## EXERCISE OBJECTIVE
Spot each line that carries the word "JSON"; copy those lines.
---
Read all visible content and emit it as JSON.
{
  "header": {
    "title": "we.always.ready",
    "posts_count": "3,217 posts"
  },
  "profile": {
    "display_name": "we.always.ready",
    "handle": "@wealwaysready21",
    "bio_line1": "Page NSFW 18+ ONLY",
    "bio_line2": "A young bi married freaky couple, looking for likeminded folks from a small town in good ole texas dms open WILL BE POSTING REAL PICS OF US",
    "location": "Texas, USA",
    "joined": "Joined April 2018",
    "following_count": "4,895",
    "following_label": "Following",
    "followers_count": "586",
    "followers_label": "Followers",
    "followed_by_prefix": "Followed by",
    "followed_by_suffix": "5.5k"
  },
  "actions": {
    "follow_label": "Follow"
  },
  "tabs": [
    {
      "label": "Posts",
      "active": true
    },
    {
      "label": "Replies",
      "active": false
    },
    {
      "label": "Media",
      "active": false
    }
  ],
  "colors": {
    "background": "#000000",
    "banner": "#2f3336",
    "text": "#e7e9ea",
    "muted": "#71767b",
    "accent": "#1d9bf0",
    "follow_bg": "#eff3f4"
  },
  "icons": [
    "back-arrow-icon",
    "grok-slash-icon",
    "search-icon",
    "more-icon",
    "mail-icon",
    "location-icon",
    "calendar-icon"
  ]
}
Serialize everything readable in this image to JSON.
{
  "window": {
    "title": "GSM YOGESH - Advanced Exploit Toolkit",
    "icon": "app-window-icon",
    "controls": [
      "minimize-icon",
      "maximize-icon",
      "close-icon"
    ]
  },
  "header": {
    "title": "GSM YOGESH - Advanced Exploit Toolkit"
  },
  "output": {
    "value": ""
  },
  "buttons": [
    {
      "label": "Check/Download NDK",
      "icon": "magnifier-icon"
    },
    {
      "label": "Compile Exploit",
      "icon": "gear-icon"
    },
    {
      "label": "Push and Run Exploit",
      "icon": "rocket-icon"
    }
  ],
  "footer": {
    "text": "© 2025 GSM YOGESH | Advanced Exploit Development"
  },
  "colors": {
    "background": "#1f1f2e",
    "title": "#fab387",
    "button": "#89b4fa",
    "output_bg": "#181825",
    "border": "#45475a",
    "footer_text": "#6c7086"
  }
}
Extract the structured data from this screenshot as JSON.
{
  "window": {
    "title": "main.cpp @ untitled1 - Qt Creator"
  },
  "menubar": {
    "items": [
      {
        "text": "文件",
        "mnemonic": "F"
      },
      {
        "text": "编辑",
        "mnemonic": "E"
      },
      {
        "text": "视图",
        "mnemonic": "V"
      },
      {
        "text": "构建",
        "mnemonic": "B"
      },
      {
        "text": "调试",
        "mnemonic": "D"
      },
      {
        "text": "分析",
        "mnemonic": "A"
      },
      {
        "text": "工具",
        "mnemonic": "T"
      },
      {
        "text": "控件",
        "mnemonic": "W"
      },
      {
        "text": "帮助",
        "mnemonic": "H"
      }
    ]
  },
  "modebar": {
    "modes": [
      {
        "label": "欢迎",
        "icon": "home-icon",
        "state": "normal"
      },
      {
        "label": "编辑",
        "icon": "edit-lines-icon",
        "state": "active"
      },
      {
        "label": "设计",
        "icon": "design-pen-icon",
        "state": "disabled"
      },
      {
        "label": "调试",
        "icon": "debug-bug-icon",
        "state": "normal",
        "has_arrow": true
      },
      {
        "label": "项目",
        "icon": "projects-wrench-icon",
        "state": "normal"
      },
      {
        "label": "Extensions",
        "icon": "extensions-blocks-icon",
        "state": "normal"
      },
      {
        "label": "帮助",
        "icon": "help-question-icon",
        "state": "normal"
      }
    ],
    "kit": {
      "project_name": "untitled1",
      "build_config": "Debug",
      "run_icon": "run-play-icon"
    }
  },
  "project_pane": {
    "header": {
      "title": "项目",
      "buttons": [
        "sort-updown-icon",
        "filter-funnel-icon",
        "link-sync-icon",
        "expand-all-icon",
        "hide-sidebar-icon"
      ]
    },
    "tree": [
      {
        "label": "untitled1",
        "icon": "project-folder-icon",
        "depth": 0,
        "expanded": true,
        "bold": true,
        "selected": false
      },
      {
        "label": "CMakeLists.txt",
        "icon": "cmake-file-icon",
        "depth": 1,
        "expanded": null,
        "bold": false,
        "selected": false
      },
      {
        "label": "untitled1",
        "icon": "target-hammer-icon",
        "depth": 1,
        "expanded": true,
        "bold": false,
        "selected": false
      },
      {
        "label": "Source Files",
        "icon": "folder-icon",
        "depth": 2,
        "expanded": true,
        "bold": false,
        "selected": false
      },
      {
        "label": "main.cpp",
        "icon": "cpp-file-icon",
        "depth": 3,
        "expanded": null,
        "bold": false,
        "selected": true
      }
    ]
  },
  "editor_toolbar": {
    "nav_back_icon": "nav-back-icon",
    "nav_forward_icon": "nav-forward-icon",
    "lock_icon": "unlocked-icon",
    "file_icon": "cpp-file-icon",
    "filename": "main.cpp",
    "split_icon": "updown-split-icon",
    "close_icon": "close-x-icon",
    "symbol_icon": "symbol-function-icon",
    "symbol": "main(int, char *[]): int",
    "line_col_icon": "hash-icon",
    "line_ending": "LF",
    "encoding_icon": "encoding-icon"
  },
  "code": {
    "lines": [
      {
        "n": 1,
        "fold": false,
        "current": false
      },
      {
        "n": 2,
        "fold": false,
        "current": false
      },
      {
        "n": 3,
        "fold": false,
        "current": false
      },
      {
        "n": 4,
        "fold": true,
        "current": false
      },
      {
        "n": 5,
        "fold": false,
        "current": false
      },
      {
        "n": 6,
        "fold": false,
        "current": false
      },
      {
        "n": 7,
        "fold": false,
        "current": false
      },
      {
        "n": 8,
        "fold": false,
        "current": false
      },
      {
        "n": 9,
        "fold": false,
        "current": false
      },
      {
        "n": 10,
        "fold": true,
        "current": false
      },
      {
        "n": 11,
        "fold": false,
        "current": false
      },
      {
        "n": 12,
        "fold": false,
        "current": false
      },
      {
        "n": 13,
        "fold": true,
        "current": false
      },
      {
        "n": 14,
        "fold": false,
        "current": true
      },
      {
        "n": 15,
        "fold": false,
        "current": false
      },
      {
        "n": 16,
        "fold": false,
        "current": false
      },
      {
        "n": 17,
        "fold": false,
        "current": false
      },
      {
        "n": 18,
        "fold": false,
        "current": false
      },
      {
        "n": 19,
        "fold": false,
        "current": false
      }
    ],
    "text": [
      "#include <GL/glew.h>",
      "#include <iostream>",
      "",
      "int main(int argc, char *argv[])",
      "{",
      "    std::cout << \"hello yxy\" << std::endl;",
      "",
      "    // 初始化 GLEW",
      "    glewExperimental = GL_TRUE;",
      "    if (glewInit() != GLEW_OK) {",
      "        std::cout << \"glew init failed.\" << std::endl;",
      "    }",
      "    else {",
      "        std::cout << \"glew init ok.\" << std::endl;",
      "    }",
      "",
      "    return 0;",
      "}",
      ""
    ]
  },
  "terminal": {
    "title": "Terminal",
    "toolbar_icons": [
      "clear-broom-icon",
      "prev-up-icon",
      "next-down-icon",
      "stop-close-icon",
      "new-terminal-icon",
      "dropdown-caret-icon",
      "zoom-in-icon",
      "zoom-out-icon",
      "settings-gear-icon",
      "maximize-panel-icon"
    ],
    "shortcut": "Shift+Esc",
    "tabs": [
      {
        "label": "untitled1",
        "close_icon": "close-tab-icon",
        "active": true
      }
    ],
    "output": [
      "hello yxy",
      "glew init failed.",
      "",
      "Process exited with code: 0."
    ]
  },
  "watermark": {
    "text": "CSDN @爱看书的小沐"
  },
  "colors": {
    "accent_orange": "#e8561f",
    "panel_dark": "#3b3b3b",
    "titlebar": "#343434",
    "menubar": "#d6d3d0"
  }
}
---
## REPLY TO THE TASK
Read all visible content and emit it as JSON.
Serialize everything readable in this image to JSON.
Extract the structured data from this screenshot as JSON.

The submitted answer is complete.